▶ [Job 1]
Summarize the skinny dipping thread in two sentences.
▶ [Job 2]
Answer these questions from the skinny dipping thread, one line per answer:
(a) According to BeauShel, why did he go early for his midnight swim?
(b) In which picture does ShadowsParents say he looks a bit remorseful?
(c) What does Lego&Jacub say they love?
▶ [Job 3]
Reproduce the stretch of the skinny dipping thread from "## BeauShel (May" through "(May 9, 2007)".

▶ [Passage to read]

::::::

# Skinny dipping



## uhmanda00 (Aug 3, 2008)

They always jump in at the most convenient times, don't they? haha


----------



## mist (Jun 23, 2007)

he looks adorable,


----------



## BeauShel (May 20, 2007)

Looks like someone wanted to do a midnight swim, but since he cant read the clock went alittle early. Anytime is the right time to take a dip


----------



## TheHooch (May 9, 2007)

Now that was a good chioice.


----------



## ShadowsParents (Feb 27, 2007)

He looks a bit remourseful in that 2nd picture. Or is that a 'busted' look? LOL


----------



## Lego&Jacub (Jul 18, 2006)

OMGosh... he is just tooo PRECIOUS!!!! I love the closeup!!! They are just soo... live for the moment.... ya gotta love 'em!!!!

::::::

▶ [Given data]
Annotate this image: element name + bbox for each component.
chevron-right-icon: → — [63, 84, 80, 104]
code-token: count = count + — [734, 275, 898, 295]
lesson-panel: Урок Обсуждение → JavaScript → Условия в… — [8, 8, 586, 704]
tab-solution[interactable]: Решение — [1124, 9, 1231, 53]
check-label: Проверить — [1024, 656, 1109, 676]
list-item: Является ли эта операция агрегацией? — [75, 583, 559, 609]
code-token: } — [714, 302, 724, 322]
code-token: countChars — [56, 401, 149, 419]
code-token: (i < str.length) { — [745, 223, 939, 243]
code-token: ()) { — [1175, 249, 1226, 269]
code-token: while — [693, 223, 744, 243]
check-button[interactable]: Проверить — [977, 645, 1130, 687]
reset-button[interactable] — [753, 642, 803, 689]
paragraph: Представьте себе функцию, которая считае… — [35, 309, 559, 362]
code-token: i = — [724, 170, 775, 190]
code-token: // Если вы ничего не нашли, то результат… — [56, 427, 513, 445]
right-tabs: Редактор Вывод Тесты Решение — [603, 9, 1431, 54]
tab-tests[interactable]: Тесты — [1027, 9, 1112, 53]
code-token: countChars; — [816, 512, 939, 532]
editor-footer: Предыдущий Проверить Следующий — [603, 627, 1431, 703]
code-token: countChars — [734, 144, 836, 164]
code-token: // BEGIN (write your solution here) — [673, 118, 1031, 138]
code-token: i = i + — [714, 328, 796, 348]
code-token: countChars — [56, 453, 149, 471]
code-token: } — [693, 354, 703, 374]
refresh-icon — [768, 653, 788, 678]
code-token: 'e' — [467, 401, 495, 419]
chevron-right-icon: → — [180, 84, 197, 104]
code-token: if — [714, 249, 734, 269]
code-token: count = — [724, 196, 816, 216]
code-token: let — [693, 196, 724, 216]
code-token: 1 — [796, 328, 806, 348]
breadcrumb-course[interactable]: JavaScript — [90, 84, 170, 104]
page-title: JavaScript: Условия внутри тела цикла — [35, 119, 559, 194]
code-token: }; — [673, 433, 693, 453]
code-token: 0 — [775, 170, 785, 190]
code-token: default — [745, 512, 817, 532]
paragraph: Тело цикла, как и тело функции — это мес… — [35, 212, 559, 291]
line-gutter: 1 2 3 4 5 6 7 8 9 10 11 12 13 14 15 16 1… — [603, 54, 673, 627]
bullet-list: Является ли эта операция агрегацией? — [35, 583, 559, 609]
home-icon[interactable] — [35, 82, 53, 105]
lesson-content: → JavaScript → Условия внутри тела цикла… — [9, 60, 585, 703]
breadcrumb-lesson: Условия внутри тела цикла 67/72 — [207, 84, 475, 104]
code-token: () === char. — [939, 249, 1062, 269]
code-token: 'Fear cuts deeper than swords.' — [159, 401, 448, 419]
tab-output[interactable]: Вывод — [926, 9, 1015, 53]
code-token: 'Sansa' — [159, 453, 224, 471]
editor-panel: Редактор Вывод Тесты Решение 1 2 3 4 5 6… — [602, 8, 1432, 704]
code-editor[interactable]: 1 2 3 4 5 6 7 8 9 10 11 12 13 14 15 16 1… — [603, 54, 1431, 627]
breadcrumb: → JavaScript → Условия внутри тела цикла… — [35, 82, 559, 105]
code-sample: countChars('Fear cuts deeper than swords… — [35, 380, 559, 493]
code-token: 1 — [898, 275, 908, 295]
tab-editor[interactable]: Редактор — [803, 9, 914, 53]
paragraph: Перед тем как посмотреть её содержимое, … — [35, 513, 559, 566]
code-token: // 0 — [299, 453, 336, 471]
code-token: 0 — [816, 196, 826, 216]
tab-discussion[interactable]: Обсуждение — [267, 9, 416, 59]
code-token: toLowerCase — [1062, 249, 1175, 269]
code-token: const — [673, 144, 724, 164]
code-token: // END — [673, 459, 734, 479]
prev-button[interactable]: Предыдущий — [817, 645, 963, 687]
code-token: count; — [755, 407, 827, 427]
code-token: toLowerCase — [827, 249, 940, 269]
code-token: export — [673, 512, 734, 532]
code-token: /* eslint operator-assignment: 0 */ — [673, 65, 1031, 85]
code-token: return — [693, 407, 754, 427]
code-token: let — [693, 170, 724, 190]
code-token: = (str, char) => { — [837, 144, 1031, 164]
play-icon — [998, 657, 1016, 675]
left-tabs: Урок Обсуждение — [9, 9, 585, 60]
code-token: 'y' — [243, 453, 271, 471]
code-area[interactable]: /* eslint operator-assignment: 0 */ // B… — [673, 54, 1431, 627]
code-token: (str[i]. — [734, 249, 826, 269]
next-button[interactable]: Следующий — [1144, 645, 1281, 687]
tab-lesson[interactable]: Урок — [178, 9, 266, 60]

::::::

▶ [Complete answer 1]
Posters react to pictures of him taking a dip. They call him adorable and precious, joke that he went early for a midnight swim because he can't read the clock, and ask whether his look in the second picture is remorse or a "busted" look.

▶ [Complete answer 2]
(a) He can't read the clock.
(b) The second picture.
(c) The closeup.

▶ [Complete answer 3]
## BeauShel (May 20, 2007)

Looks like someone wanted to do a midnight swim, but since he cant read the clock went alittle early. Anytime is the right time to take a dip


----------



## TheHooch (May 9, 2007)